Instructions for the task: Every entry must be given again exactly.

(Stored data entries)
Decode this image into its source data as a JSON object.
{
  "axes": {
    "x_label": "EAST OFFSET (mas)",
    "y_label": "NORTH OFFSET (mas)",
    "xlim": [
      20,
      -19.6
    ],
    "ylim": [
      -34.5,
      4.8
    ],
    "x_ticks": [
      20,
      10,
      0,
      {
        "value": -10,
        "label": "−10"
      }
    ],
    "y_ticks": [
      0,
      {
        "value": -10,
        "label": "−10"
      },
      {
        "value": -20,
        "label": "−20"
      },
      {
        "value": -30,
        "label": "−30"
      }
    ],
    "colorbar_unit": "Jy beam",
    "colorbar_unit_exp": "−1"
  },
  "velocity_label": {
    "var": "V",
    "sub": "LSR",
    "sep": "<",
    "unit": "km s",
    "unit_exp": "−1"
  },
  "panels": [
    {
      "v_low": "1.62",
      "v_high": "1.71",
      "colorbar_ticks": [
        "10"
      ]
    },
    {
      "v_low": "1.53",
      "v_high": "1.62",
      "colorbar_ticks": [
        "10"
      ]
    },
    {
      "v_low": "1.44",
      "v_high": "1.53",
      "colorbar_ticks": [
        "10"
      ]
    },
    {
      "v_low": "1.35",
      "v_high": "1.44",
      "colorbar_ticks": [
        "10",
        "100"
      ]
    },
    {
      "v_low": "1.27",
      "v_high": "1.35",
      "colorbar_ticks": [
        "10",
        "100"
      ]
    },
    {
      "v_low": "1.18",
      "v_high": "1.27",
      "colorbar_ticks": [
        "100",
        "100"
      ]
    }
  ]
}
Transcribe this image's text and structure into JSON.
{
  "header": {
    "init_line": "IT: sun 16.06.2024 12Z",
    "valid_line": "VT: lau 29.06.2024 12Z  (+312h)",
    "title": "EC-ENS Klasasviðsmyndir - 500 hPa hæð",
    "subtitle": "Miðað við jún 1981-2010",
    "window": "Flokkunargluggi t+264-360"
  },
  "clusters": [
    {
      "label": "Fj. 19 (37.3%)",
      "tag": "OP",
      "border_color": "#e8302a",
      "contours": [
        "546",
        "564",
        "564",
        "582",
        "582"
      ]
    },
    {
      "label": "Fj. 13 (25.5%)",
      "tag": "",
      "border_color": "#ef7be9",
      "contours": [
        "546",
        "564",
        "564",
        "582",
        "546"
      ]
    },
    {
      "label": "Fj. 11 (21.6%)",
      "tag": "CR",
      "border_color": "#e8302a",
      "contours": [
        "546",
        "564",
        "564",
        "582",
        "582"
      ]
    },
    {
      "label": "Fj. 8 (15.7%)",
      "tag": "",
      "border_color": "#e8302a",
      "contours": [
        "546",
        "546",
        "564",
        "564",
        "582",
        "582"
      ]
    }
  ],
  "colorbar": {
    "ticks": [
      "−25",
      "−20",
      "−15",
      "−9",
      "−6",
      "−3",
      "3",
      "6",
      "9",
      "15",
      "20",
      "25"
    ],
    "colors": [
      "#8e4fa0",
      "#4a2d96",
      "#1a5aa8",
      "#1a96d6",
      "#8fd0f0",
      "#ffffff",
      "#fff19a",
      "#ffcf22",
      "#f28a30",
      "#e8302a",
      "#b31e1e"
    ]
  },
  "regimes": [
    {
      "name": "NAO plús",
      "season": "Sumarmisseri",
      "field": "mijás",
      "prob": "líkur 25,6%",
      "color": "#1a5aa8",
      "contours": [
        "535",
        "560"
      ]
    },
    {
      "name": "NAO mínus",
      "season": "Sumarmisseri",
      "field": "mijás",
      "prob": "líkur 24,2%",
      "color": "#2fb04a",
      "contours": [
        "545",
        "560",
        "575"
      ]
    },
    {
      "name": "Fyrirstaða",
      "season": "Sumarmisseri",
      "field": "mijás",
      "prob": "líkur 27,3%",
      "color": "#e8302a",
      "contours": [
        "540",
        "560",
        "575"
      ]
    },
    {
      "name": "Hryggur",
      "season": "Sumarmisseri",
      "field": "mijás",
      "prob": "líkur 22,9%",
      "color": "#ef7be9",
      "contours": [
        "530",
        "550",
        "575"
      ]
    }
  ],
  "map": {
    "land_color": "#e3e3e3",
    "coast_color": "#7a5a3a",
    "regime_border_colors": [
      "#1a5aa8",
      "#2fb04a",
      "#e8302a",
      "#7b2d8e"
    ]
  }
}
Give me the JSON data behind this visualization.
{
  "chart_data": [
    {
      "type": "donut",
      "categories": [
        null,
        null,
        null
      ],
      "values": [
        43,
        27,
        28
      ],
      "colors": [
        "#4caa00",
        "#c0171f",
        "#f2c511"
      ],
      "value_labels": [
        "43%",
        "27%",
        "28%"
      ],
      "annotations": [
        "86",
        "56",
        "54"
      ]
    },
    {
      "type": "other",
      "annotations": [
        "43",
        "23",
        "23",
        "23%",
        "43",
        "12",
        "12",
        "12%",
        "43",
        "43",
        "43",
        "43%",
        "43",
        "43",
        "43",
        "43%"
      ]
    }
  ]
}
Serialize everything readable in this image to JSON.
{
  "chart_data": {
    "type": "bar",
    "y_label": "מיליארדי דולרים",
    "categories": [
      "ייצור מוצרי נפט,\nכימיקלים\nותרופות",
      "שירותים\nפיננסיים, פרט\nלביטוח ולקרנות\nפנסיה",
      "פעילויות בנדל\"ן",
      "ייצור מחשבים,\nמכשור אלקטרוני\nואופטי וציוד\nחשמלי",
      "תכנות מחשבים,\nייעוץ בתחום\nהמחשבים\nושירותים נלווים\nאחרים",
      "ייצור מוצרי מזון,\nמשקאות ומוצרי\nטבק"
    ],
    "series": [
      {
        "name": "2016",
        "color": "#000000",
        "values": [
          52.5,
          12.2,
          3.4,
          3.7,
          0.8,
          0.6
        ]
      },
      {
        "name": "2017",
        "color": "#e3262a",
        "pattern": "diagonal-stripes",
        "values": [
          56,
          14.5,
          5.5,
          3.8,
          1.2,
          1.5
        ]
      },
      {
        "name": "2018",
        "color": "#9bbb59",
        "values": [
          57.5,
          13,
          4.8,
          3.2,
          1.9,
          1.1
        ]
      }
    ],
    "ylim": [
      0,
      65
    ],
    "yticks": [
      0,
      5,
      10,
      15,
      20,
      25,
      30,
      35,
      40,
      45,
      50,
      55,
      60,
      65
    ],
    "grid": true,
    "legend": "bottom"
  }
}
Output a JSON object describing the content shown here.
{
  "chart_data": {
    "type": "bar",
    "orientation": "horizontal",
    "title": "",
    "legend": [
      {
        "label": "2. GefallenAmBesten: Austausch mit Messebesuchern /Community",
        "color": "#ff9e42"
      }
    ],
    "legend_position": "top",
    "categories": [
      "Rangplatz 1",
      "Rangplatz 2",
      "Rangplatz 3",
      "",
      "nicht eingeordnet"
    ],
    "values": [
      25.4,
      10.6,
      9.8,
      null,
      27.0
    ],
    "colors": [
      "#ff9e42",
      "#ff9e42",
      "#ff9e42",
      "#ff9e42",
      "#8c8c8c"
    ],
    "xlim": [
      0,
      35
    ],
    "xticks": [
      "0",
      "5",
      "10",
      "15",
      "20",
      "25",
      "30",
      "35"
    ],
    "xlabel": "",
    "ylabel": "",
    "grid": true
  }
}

Response:
Decode this image into its source data as a JSON object.
{
  "axes": {
    "x_label": "EAST OFFSET (mas)",
    "y_label": "NORTH OFFSET (mas)",
    "xlim": [
      20,
      -19.6
    ],
    "ylim": [
      -34.5,
      4.8
    ],
    "x_ticks": [
      20,
      10,
      0,
      {
        "value": -10,
        "label": "−10"
      }
    ],
    "y_ticks": [
      0,
      {
        "value": -10,
        "label": "−10"
      },
      {
        "value": -20,
        "label": "−20"
      },
      {
        "value": -30,
        "label": "−30"
      }
    ],
    "colorbar_unit": "Jy beam",
    "colorbar_unit_exp": "−1"
  },
  "velocity_label": {
    "var": "V",
    "sub": "LSR",
    "sep": "<",
    "unit": "km s",
    "unit_exp": "−1"
  },
  "panels": [
    {
      "v_low": "1.62",
      "v_high": "1.71",
      "colorbar_ticks": [
        "10"
      ]
    },
    {
      "v_low": "1.53",
      "v_high": "1.62",
      "colorbar_ticks": [
        "10"
      ]
    },
    {
      "v_low": "1.44",
      "v_high": "1.53",
      "colorbar_ticks": [
        "10"
      ]
    },
    {
      "v_low": "1.35",
      "v_high": "1.44",
      "colorbar_ticks": [
        "10",
        "100"
      ]
    },
    {
      "v_low": "1.27",
      "v_high": "1.35",
      "colorbar_ticks": [
        "10",
        "100"
      ]
    },
    {
      "v_low": "1.18",
      "v_high": "1.27",
      "colorbar_ticks": [
        "100",
        "100"
      ]
    }
  ]
}
Transcribe this image's text and structure into JSON.
{
  "header": {
    "init_line": "IT: sun 16.06.2024 12Z",
    "valid_line": "VT: lau 29.06.2024 12Z  (+312h)",
    "title": "EC-ENS Klasasviðsmyndir - 500 hPa hæð",
    "subtitle": "Miðað við jún 1981-2010",
    "window": "Flokkunargluggi t+264-360"
  },
  "clusters": [
    {
      "label": "Fj. 19 (37.3%)",
      "tag": "OP",
      "border_color": "#e8302a",
      "contours": [
        "546",
        "564",
        "564",
        "582",
        "582"
      ]
    },
    {
      "label": "Fj. 13 (25.5%)",
      "tag": "",
      "border_color": "#ef7be9",
      "contours": [
        "546",
        "564",
        "564",
        "582",
        "546"
      ]
    },
    {
      "label": "Fj. 11 (21.6%)",
      "tag": "CR",
      "border_color": "#e8302a",
      "contours": [
        "546",
        "564",
        "564",
        "582",
        "582"
      ]
    },
    {
      "label": "Fj. 8 (15.7%)",
      "tag": "",
      "border_color": "#e8302a",
      "contours": [
        "546",
        "546",
        "564",
        "564",
        "582",
        "582"
      ]
    }
  ],
  "colorbar": {
    "ticks": [
      "−25",
      "−20",
      "−15",
      "−9",
      "−6",
      "−3",
      "3",
      "6",
      "9",
      "15",
      "20",
      "25"
    ],
    "colors": [
      "#8e4fa0",
      "#4a2d96",
      "#1a5aa8",
      "#1a96d6",
      "#8fd0f0",
      "#ffffff",
      "#fff19a",
      "#ffcf22",
      "#f28a30",
      "#e8302a",
      "#b31e1e"
    ]
  },
  "regimes": [
    {
      "name": "NAO plús",
      "season": "Sumarmisseri",
      "field": "mijás",
      "prob": "líkur 25,6%",
      "color": "#1a5aa8",
      "contours": [
        "535",
        "560"
      ]
    },
    {
      "name": "NAO mínus",
      "season": "Sumarmisseri",
      "field": "mijás",
      "prob": "líkur 24,2%",
      "color": "#2fb04a",
      "contours": [
        "545",
        "560",
        "575"
      ]
    },
    {
      "name": "Fyrirstaða",
      "season": "Sumarmisseri",
      "field": "mijás",
      "prob": "líkur 27,3%",
      "color": "#e8302a",
      "contours": [
        "540",
        "560",
        "575"
      ]
    },
    {
      "name": "Hryggur",
      "season": "Sumarmisseri",
      "field": "mijás",
      "prob": "líkur 22,9%",
      "color": "#ef7be9",
      "contours": [
        "530",
        "550",
        "575"
      ]
    }
  ],
  "map": {
    "land_color": "#e3e3e3",
    "coast_color": "#7a5a3a",
    "regime_border_colors": [
      "#1a5aa8",
      "#2fb04a",
      "#e8302a",
      "#7b2d8e"
    ]
  }
}
Give me the JSON data behind this visualization.
{
  "chart_data": [
    {
      "type": "donut",
      "categories": [
        null,
        null,
        null
      ],
      "values": [
        43,
        27,
        28
      ],
      "colors": [
        "#4caa00",
        "#c0171f",
        "#f2c511"
      ],
      "value_labels": [
        "43%",
        "27%",
        "28%"
      ],
      "annotations": [
        "86",
        "56",
        "54"
      ]
    },
    {
      "type": "other",
      "annotations": [
        "43",
        "23",
        "23",
        "23%",
        "43",
        "12",
        "12",
        "12%",
        "43",
        "43",
        "43",
        "43%",
        "43",
        "43",
        "43",
        "43%"
      ]
    }
  ]
}
Serialize everything readable in this image to JSON.
{
  "chart_data": {
    "type": "bar",
    "y_label": "מיליארדי דולרים",
    "categories": [
      "ייצור מוצרי נפט,\nכימיקלים\nותרופות",
      "שירותים\nפיננסיים, פרט\nלביטוח ולקרנות\nפנסיה",
      "פעילויות בנדל\"ן",
      "ייצור מחשבים,\nמכשור אלקטרוני\nואופטי וציוד\nחשמלי",
      "תכנות מחשבים,\nייעוץ בתחום\nהמחשבים\nושירותים נלווים\nאחרים",
      "ייצור מוצרי מזון,\nמשקאות ומוצרי\nטבק"
    ],
    "series": [
      {
        "name": "2016",
        "color": "#000000",
        "values": [
          52.5,
          12.2,
          3.4,
          3.7,
          0.8,
          0.6
        ]
      },
      {
        "name": "2017",
        "color": "#e3262a",
        "pattern": "diagonal-stripes",
        "values": [
          56,
          14.5,
          5.5,
          3.8,
          1.2,
          1.5
        ]
      },
      {
        "name": "2018",
        "color": "#9bbb59",
        "values": [
          57.5,
          13,
          4.8,
          3.2,
          1.9,
          1.1
        ]
      }
    ],
    "ylim": [
      0,
      65
    ],
    "yticks": [
      0,
      5,
      10,
      15,
      20,
      25,
      30,
      35,
      40,
      45,
      50,
      55,
      60,
      65
    ],
    "grid": true,
    "legend": "bottom"
  }
}
Output a JSON object describing the content shown here.
{
  "chart_data": {
    "type": "bar",
    "orientation": "horizontal",
    "title": "",
    "legend": [
      {
        "label": "2. GefallenAmBesten: Austausch mit Messebesuchern /Community",
        "color": "#ff9e42"
      }
    ],
    "legend_position": "top",
    "categories": [
      "Rangplatz 1",
      "Rangplatz 2",
      "Rangplatz 3",
      "",
      "nicht eingeordnet"
    ],
    "values": [
      25.4,
      10.6,
      9.8,
      null,
      27.0
    ],
    "colors": [
      "#ff9e42",
      "#ff9e42",
      "#ff9e42",
      "#ff9e42",
      "#8c8c8c"
    ],
    "xlim": [
      0,
      35
    ],
    "xticks": [
      "0",
      "5",
      "10",
      "15",
      "20",
      "25",
      "30",
      "35"
    ],
    "xlabel": "",
    "ylabel": "",
    "grid": true
  }
}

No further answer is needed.